THE REQUEST: Quote every line as written. Omit pictures.

AVAILABLE RECORDS:
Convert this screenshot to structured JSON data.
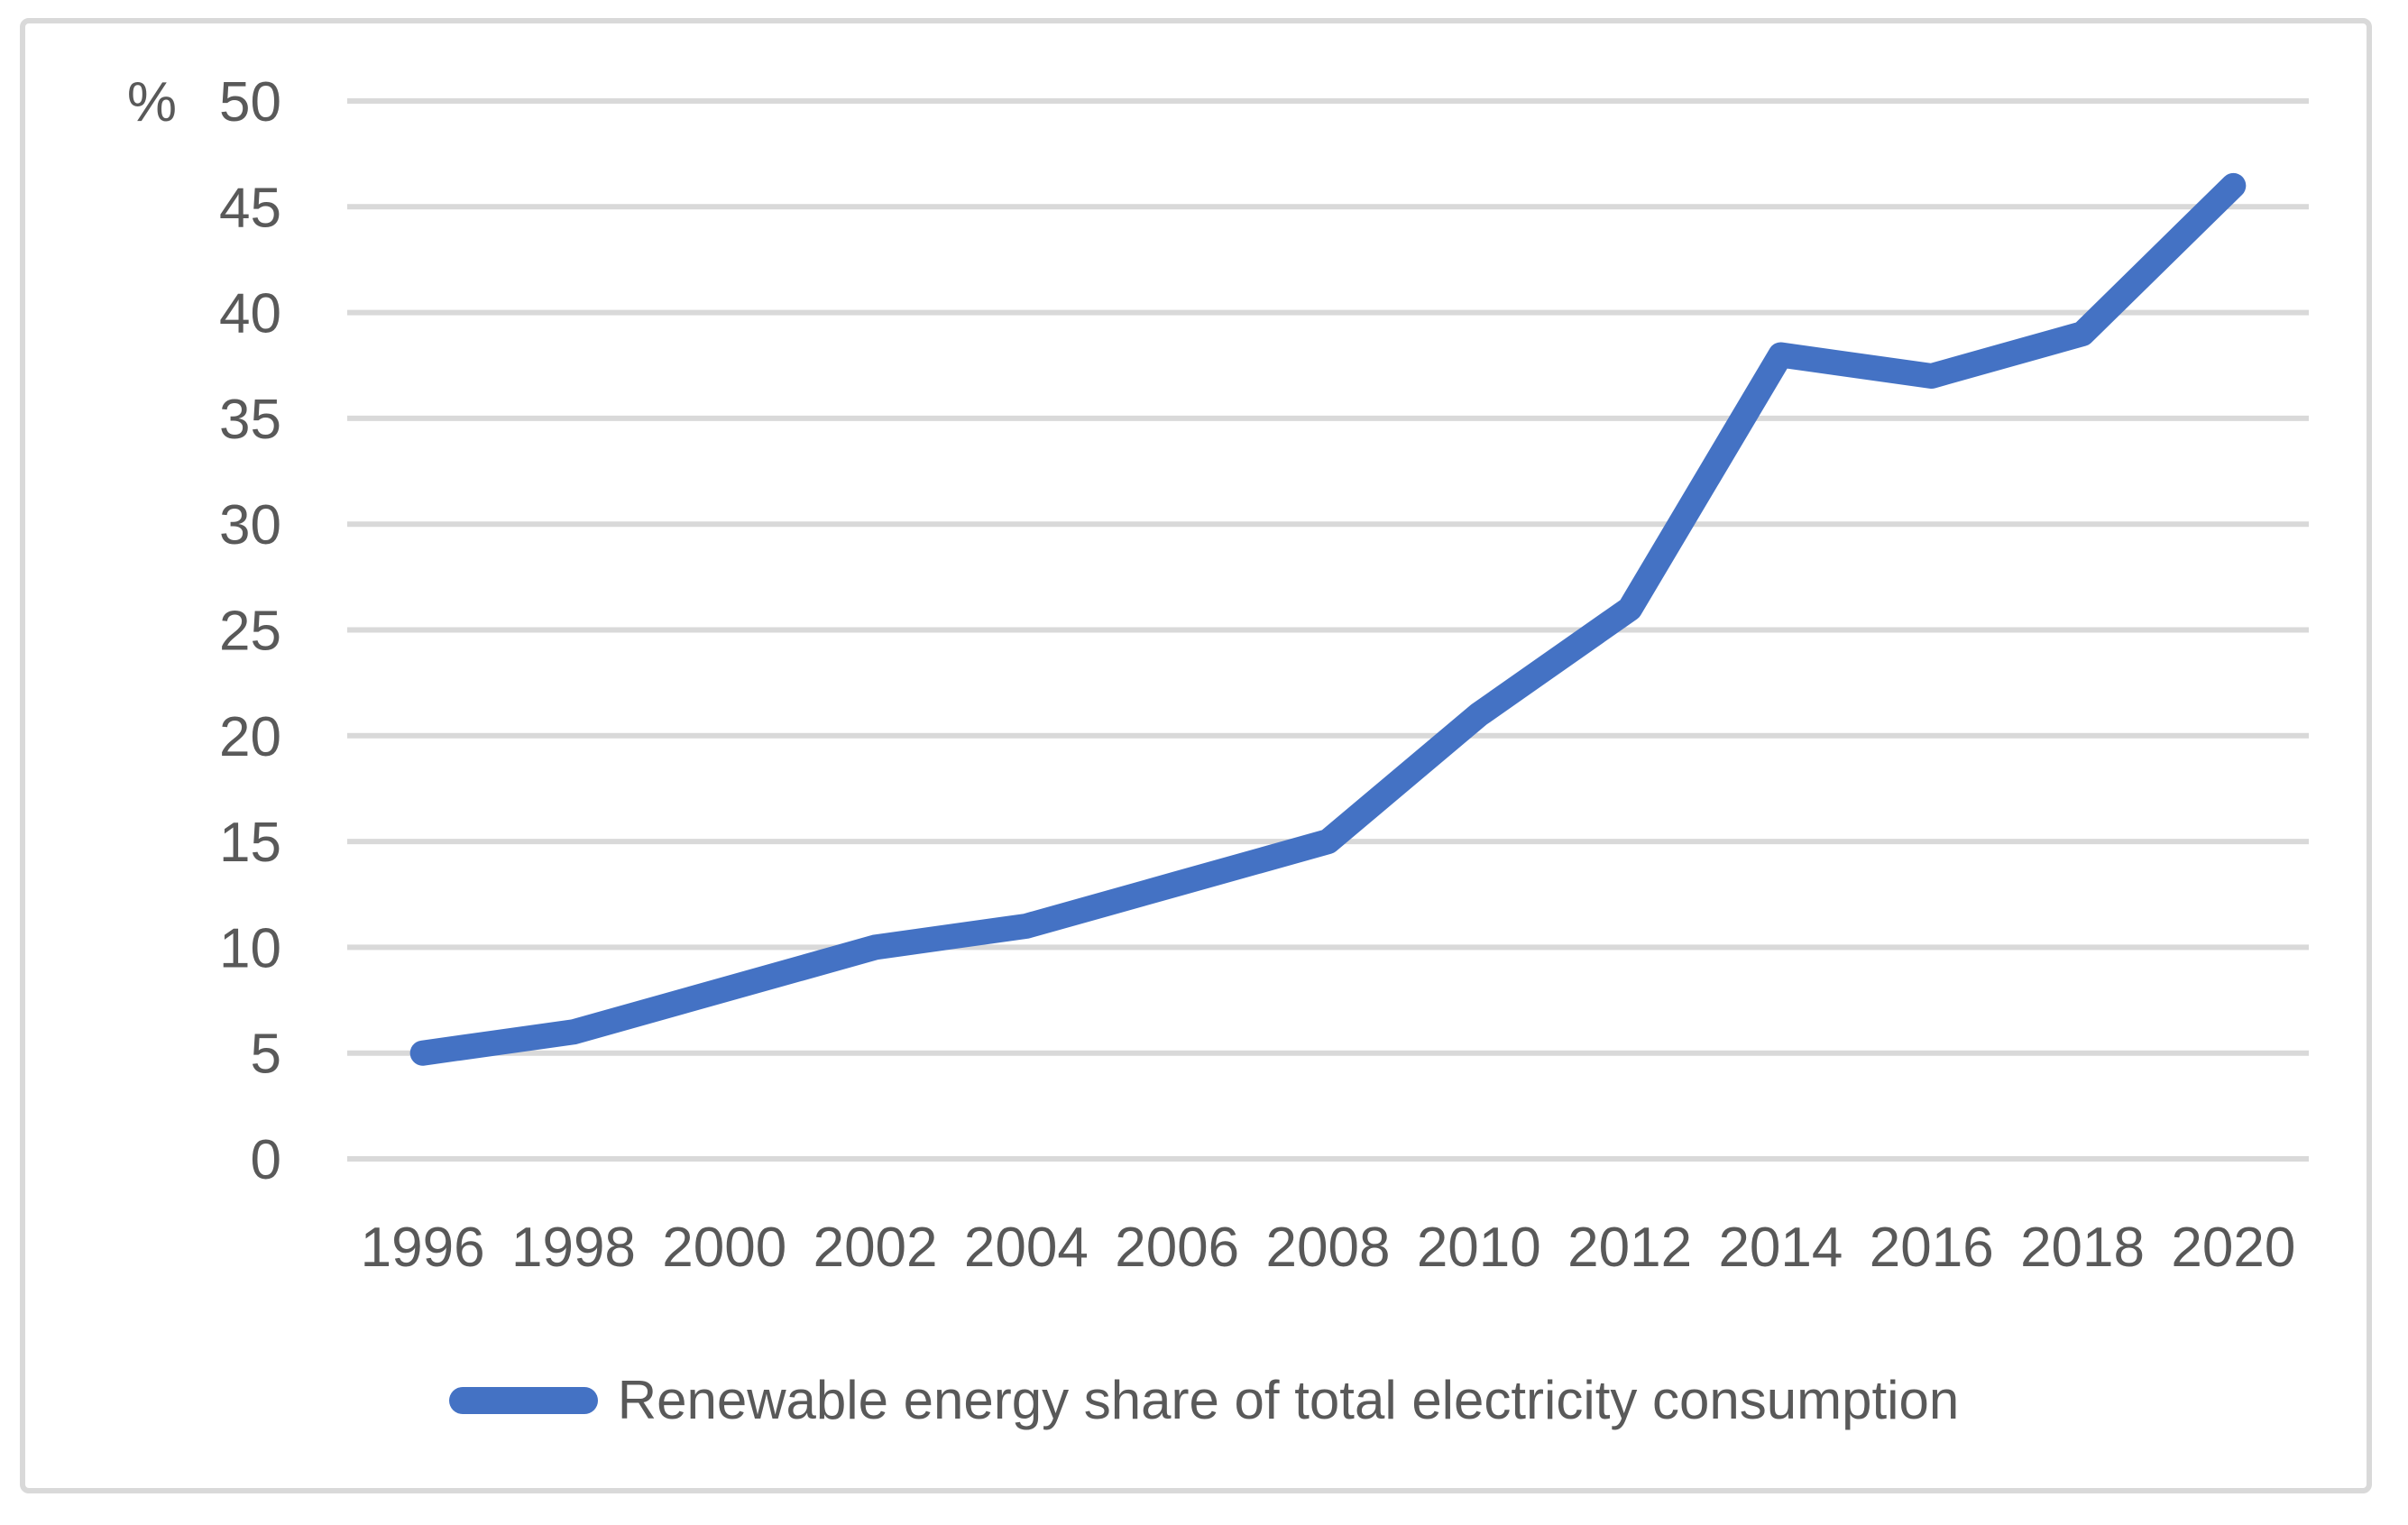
{
  "chart_data": {
    "type": "line",
    "title": "",
    "ylabel": "%",
    "categories": [
      "1996",
      "1998",
      "2000",
      "2002",
      "2004",
      "2006",
      "2008",
      "2010",
      "2012",
      "2014",
      "2016",
      "2018",
      "2020"
    ],
    "series": [
      {
        "name": "Renewable energy share of total electricity consumption",
        "values": [
          5,
          6,
          8,
          10,
          11,
          13,
          15,
          21,
          26,
          38,
          37,
          39,
          46
        ]
      }
    ],
    "ylim": [
      0,
      50
    ],
    "yticks": [
      0,
      5,
      10,
      15,
      20,
      25,
      30,
      35,
      40,
      45,
      50
    ],
    "grid": "horizontal-only",
    "legend_position": "bottom"
  },
  "colors": {
    "line": "#4472C4",
    "grid": "#D9D9D9",
    "frame_border": "#D9D9D9",
    "text": "#595959",
    "background": "#FFFFFF"
  }
}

EXERCISE ANSWER:
Convert this screenshot to structured JSON data.
{
  "chart_data": {
    "type": "line",
    "title": "",
    "ylabel": "%",
    "categories": [
      "1996",
      "1998",
      "2000",
      "2002",
      "2004",
      "2006",
      "2008",
      "2010",
      "2012",
      "2014",
      "2016",
      "2018",
      "2020"
    ],
    "series": [
      {
        "name": "Renewable energy share of total electricity consumption",
        "values": [
          5,
          6,
          8,
          10,
          11,
          13,
          15,
          21,
          26,
          38,
          37,
          39,
          46
        ]
      }
    ],
    "ylim": [
      0,
      50
    ],
    "yticks": [
      0,
      5,
      10,
      15,
      20,
      25,
      30,
      35,
      40,
      45,
      50
    ],
    "grid": "horizontal-only",
    "legend_position": "bottom"
  },
  "colors": {
    "line": "#4472C4",
    "grid": "#D9D9D9",
    "frame_border": "#D9D9D9",
    "text": "#595959",
    "background": "#FFFFFF"
  }
}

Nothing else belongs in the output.